**JOB**
Below are the records. List every line holding the word "this".

Data extracted from a collection:
╔══

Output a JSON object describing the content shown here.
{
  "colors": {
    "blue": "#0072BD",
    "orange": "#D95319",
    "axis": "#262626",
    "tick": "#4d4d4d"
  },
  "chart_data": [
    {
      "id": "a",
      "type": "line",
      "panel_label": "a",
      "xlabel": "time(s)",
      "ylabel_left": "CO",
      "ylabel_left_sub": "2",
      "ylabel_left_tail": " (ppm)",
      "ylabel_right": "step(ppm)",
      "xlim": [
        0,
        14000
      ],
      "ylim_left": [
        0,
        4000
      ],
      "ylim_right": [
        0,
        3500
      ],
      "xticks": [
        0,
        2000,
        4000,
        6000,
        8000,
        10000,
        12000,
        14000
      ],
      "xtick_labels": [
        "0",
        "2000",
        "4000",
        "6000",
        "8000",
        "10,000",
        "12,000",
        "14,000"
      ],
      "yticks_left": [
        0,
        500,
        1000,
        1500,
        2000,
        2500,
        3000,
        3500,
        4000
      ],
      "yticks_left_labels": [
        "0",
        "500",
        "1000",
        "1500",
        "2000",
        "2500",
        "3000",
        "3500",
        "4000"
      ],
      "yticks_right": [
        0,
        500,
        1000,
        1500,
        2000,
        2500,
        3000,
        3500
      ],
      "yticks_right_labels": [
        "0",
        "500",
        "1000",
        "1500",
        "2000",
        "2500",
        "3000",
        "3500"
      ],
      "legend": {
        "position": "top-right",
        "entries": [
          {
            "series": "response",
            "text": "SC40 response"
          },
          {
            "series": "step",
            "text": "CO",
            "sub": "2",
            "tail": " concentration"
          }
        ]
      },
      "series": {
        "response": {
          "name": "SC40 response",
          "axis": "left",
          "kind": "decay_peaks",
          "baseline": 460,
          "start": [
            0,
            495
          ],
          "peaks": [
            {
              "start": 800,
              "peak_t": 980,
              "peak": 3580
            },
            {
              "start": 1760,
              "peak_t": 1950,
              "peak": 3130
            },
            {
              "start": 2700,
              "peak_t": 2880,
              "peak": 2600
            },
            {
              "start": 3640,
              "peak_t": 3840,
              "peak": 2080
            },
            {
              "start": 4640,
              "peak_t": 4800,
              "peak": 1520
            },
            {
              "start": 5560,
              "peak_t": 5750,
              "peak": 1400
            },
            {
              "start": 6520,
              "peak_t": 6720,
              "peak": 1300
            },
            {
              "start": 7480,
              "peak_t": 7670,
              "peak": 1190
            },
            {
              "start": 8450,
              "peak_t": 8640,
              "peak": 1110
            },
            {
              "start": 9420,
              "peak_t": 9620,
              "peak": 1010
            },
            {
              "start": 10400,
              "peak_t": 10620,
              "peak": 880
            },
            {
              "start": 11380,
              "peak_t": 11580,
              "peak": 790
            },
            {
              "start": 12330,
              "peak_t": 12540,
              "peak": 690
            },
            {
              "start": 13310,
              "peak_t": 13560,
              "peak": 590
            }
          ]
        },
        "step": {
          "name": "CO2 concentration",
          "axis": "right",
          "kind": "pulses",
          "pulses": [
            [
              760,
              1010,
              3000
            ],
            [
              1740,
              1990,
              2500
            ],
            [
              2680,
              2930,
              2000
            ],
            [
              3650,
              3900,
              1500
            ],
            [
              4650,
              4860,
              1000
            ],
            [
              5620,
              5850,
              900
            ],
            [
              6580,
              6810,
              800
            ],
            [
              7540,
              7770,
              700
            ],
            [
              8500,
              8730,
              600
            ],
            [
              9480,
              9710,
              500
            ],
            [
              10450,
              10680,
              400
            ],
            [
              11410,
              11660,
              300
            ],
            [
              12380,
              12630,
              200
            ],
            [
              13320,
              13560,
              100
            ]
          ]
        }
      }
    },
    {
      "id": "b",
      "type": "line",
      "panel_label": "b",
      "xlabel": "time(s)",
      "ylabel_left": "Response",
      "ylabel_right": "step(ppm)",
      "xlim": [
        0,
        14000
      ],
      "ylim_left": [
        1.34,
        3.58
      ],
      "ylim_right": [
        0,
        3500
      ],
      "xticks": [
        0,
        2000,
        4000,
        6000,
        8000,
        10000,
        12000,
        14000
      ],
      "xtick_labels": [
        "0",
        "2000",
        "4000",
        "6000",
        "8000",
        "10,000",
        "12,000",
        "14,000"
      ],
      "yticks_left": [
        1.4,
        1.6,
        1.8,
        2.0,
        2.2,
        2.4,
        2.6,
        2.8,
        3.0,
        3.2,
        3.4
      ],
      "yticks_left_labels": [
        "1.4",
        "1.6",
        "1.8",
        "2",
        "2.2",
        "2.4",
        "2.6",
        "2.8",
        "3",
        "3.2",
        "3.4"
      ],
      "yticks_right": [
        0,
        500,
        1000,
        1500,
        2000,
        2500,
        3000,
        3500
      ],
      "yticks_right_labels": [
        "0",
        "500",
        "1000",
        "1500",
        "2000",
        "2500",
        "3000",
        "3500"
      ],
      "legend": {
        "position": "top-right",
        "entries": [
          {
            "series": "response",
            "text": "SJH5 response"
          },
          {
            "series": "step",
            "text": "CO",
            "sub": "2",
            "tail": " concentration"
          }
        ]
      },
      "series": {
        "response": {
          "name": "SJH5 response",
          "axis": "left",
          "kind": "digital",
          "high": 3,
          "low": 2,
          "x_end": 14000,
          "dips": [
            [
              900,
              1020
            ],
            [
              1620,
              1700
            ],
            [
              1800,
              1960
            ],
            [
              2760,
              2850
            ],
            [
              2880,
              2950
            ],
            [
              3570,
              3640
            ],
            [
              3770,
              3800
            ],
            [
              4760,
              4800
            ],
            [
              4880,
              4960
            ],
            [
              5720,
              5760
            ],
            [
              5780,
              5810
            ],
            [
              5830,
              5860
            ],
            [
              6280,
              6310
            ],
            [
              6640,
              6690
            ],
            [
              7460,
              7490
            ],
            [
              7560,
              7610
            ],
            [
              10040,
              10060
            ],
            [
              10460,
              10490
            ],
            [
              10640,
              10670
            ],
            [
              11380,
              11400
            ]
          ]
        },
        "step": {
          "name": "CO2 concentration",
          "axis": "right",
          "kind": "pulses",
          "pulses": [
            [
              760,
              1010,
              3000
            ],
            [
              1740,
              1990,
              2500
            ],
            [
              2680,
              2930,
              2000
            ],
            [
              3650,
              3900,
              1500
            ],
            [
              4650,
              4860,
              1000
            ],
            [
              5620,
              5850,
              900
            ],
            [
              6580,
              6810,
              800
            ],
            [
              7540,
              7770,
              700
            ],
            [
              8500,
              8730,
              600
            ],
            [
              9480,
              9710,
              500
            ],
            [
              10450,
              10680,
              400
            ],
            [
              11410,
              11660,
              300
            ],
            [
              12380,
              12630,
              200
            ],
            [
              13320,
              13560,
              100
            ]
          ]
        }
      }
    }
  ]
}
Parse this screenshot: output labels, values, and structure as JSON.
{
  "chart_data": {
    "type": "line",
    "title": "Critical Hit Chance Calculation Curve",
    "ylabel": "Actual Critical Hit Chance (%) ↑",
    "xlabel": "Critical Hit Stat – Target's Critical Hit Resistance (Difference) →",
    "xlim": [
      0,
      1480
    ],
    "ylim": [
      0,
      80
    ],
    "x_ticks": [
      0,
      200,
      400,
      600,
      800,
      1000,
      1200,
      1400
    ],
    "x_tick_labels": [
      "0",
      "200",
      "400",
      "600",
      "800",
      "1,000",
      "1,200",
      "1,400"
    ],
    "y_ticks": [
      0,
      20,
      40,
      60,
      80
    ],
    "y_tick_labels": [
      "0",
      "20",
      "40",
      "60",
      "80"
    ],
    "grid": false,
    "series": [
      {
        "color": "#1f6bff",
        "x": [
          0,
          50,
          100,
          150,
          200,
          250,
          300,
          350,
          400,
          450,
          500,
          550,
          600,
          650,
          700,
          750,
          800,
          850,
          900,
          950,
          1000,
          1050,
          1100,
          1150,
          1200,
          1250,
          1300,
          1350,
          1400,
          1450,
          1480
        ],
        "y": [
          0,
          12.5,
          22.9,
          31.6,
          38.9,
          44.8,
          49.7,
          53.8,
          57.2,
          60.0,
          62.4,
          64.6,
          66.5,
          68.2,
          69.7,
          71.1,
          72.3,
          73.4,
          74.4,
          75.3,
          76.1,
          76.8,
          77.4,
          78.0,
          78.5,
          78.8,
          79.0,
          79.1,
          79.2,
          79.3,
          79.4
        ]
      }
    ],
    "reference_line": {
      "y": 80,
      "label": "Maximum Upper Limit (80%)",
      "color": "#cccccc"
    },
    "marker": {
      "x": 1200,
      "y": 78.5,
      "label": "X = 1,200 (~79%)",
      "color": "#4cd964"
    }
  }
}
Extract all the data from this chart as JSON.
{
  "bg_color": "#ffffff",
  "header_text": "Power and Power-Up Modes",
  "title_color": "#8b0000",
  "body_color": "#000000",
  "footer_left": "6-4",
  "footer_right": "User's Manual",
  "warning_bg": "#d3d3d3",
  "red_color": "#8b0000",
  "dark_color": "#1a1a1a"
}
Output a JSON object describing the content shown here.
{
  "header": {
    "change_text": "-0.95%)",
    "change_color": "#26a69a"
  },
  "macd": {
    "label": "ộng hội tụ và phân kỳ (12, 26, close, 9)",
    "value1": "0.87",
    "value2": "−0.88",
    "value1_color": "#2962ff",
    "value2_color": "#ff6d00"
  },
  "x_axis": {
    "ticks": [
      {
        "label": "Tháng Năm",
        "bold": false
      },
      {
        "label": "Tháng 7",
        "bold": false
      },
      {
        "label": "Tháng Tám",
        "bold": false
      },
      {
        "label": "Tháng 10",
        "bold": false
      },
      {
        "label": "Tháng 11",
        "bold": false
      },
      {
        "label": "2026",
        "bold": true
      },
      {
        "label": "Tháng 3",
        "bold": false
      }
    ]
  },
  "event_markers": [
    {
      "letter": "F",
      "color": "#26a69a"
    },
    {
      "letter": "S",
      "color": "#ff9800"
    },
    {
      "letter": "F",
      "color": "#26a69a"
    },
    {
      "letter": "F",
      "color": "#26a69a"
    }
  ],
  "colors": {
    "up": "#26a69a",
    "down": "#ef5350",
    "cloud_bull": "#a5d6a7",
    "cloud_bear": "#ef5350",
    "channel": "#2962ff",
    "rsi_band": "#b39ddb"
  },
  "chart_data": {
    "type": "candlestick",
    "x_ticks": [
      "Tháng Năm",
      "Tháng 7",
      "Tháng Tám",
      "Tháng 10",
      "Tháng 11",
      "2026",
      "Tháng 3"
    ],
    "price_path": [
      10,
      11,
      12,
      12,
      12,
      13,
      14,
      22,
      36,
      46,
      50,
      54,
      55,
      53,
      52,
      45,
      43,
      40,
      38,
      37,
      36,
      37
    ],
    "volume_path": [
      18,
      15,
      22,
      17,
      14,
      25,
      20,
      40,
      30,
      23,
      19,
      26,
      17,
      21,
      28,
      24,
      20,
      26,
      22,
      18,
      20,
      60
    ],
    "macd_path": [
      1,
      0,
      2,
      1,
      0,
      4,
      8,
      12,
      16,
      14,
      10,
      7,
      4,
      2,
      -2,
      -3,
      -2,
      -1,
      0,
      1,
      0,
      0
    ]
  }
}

╚══

**ANSWER IN FULL**
Parse this screenshot: output labels, values, and structure as JSON.
Extract all the data from this chart as JSON.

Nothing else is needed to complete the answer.